What you should do: From the entries below, please gather each line containing the string "Extract".

Entries:
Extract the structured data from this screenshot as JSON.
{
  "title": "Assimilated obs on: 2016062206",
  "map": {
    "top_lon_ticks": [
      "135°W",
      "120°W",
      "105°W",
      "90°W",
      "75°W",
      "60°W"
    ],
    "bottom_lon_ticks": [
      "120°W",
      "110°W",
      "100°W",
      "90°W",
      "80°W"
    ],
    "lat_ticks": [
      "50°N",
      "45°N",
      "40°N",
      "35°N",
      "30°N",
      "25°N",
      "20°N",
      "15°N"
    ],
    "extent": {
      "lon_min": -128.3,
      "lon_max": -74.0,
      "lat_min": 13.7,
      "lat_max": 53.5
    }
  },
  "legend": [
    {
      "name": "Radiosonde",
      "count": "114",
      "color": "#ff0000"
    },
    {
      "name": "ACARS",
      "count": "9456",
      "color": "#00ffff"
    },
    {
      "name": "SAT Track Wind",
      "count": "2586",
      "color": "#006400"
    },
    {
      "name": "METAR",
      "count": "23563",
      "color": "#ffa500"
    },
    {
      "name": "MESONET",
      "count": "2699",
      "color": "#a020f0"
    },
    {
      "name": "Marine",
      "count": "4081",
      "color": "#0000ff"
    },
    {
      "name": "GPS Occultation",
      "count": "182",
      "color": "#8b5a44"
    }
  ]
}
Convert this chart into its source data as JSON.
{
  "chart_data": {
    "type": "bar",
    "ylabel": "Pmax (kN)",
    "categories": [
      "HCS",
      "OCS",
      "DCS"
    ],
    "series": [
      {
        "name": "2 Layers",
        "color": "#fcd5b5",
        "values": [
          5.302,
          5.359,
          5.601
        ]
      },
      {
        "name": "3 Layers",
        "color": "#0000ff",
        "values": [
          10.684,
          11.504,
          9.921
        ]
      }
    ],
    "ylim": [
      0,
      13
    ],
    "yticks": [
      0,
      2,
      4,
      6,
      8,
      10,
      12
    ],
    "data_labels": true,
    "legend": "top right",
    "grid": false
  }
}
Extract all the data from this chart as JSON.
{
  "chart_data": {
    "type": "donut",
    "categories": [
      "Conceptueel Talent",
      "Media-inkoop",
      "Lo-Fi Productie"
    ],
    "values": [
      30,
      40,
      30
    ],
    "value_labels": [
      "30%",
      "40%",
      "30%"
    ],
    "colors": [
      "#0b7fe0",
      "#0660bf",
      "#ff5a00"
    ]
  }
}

Exercise result:
Extract the structured data from this screenshot as JSON.
Extract all the data from this chart as JSON.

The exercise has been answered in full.